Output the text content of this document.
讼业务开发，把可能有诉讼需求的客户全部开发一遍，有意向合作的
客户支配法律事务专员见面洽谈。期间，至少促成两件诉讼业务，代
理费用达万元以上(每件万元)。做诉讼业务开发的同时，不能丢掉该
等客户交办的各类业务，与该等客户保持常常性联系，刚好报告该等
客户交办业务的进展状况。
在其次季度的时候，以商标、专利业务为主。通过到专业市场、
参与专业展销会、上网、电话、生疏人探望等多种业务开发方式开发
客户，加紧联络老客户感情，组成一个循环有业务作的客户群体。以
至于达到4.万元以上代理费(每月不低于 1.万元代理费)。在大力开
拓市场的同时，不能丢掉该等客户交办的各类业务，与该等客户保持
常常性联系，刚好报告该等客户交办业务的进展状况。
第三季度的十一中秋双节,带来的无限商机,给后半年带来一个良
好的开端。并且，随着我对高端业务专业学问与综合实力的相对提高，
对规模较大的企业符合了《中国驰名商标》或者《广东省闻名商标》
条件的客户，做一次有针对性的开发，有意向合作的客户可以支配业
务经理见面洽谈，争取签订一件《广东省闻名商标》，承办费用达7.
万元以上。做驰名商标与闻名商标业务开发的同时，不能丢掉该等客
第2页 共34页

→ WRITTEN TASK
Please give back all of the records exactly as written.

→ WRITTEN ANSWER
Output the text content of this document.
讼业务开发，把可能有诉讼需求的客户全部开发一遍，有意向合作的
客户支配法律事务专员见面洽谈。期间，至少促成两件诉讼业务，代
理费用达万元以上(每件万元)。做诉讼业务开发的同时，不能丢掉该
等客户交办的各类业务，与该等客户保持常常性联系，刚好报告该等
客户交办业务的进展状况。
在其次季度的时候，以商标、专利业务为主。通过到专业市场、
参与专业展销会、上网、电话、生疏人探望等多种业务开发方式开发
客户，加紧联络老客户感情，组成一个循环有业务作的客户群体。以
至于达到4.万元以上代理费(每月不低于 1.万元代理费)。在大力开
拓市场的同时，不能丢掉该等客户交办的各类业务，与该等客户保持
常常性联系，刚好报告该等客户交办业务的进展状况。
第三季度的十一中秋双节,带来的无限商机,给后半年带来一个良
好的开端。并且，随着我对高端业务专业学问与综合实力的相对提高，
对规模较大的企业符合了《中国驰名商标》或者《广东省闻名商标》
条件的客户，做一次有针对性的开发，有意向合作的客户可以支配业
务经理见面洽谈，争取签订一件《广东省闻名商标》，承办费用达7.
万元以上。做驰名商标与闻名商标业务开发的同时，不能丢掉该等客
第2页 共34页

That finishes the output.